SET PROBLEM: Pick out the lines in the listing below that contain the word "this" and copy them.

━━━━━━━━━━━━━━━━━━━━

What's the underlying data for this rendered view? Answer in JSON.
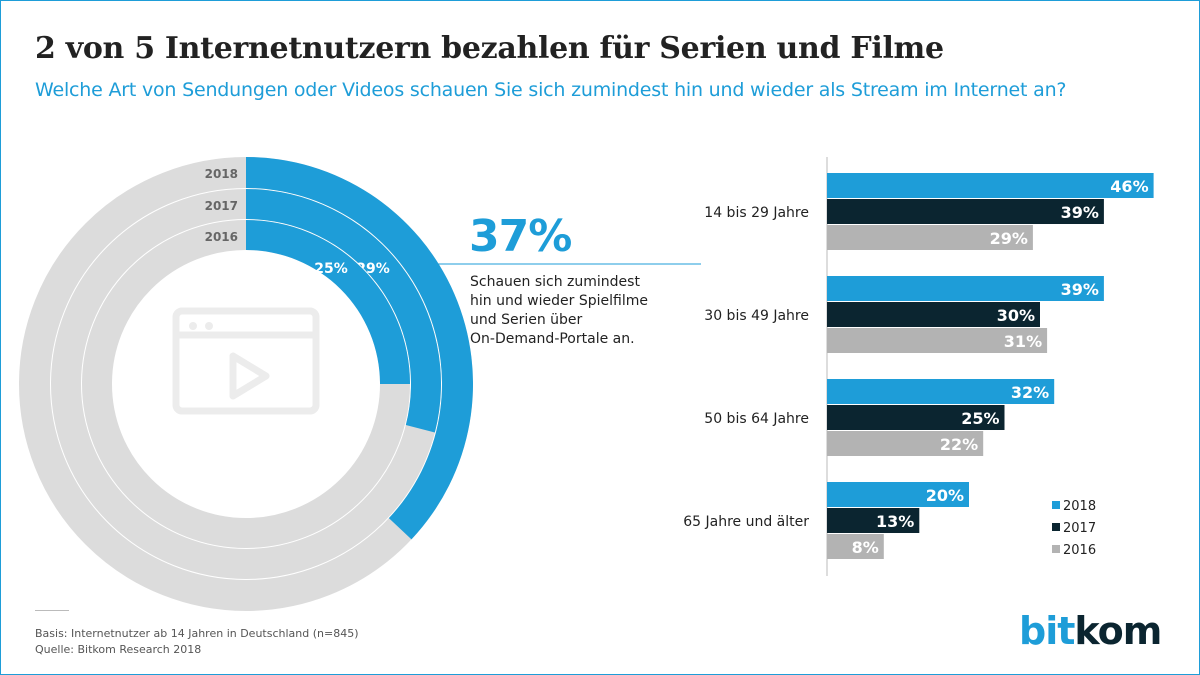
{
  "title": "2 von 5 Internetnutzern bezahlen für Serien und Filme",
  "subtitle": "Welche Art von Sendungen oder Videos schauen Sie sich zumindest hin und wieder als Stream im Internet an?",
  "highlight": {
    "value": "37%",
    "description_lines": [
      "Schauen sich zumindest",
      "hin und wieder Spielfilme",
      "und Serien über",
      "On-Demand-Portale an."
    ]
  },
  "footer": {
    "basis": "Basis: Internetnutzer ab 14 Jahren in Deutschland (n=845)",
    "source": "Quelle: Bitkom Research 2018"
  },
  "logo": {
    "part1": "bit",
    "part2": "kom"
  },
  "colors": {
    "2018": "#1e9dd8",
    "2017": "#0b2530",
    "2016": "#b3b3b3",
    "ring_bg": "#dcdcdc"
  },
  "center_icon": "video-player-icon",
  "chart_data": [
    {
      "type": "pie",
      "variant": "nested-donut",
      "rings": [
        {
          "name": "2018",
          "value": 37,
          "label": ""
        },
        {
          "name": "2017",
          "value": 29,
          "label": "29%"
        },
        {
          "name": "2016",
          "value": 25,
          "label": "25%"
        }
      ]
    },
    {
      "type": "bar",
      "orientation": "horizontal",
      "categories": [
        "14 bis 29 Jahre",
        "30  bis 49 Jahre",
        "50 bis 64 Jahre",
        "65 Jahre und älter"
      ],
      "series": [
        {
          "name": "2018",
          "values": [
            46,
            39,
            32,
            20
          ]
        },
        {
          "name": "2017",
          "values": [
            39,
            30,
            25,
            13
          ]
        },
        {
          "name": "2016",
          "values": [
            29,
            31,
            22,
            8
          ]
        }
      ],
      "unit": "%",
      "legend": "bottom-right"
    }
  ]
}
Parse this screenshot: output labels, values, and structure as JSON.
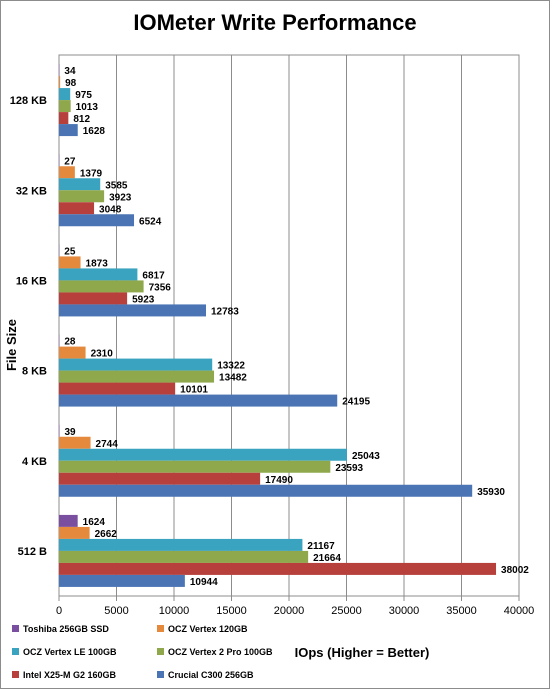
{
  "chart_data": {
    "type": "bar",
    "orientation": "horizontal",
    "title": "IOMeter Write Performance",
    "xlabel": "IOps (Higher = Better)",
    "ylabel": "File Size",
    "xlim": [
      0,
      40000
    ],
    "xticks": [
      0,
      5000,
      10000,
      15000,
      20000,
      25000,
      30000,
      35000,
      40000
    ],
    "grid": true,
    "legend_position": "bottom",
    "categories": [
      "128 KB",
      "32 KB",
      "16 KB",
      "8 KB",
      "4 KB",
      "512 B"
    ],
    "series": [
      {
        "name": "Toshiba 256GB SSD",
        "color": "#7a4fa0",
        "values": [
          34,
          27,
          25,
          28,
          39,
          1624
        ]
      },
      {
        "name": "OCZ Vertex 120GB",
        "color": "#e58a3c",
        "values": [
          98,
          1379,
          1873,
          2310,
          2744,
          2662
        ]
      },
      {
        "name": "OCZ Vertex LE 100GB",
        "color": "#3aa3c0",
        "values": [
          975,
          3585,
          6817,
          13322,
          25043,
          21167
        ]
      },
      {
        "name": "OCZ Vertex 2 Pro 100GB",
        "color": "#8ea84b",
        "values": [
          1013,
          3923,
          7356,
          13482,
          23593,
          21664
        ]
      },
      {
        "name": "Intel X25-M G2 160GB",
        "color": "#b8403c",
        "values": [
          812,
          3048,
          5923,
          10101,
          17490,
          38002
        ]
      },
      {
        "name": "Crucial C300 256GB",
        "color": "#4a74b4",
        "values": [
          1628,
          6524,
          12783,
          24195,
          35930,
          10944
        ]
      }
    ]
  }
}
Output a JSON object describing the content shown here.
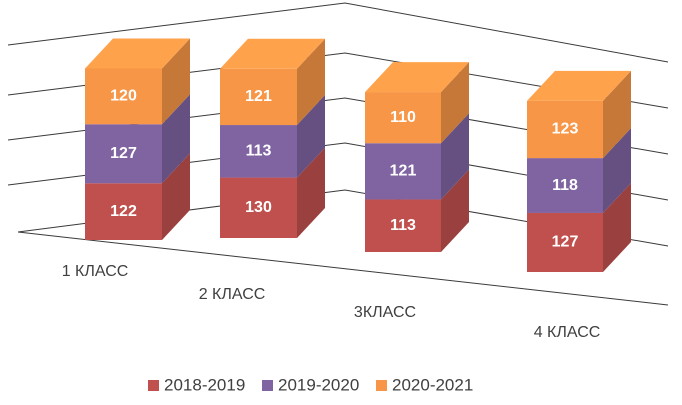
{
  "chart_data": {
    "type": "bar3d_stacked",
    "categories": [
      "1 КЛАСС",
      "2 КЛАСС",
      "3КЛАСС",
      "4 КЛАСС"
    ],
    "series": [
      {
        "name": "2018-2019",
        "color": "#c0504d",
        "values": [
          122,
          130,
          113,
          127
        ]
      },
      {
        "name": "2019-2020",
        "color": "#8064a2",
        "values": [
          127,
          113,
          121,
          118
        ]
      },
      {
        "name": "2020-2021",
        "color": "#f79646",
        "values": [
          120,
          121,
          110,
          123
        ]
      }
    ],
    "ylim": [
      0,
      370
    ],
    "legend": "bottom"
  }
}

━━━━━━━━━━━━━━━━━━━━

EXERCISE OUTPUT:
What's the underlying data for this rendered view? Answer in JSON.
Parse this screenshot: output labels, values, and structure as JSON.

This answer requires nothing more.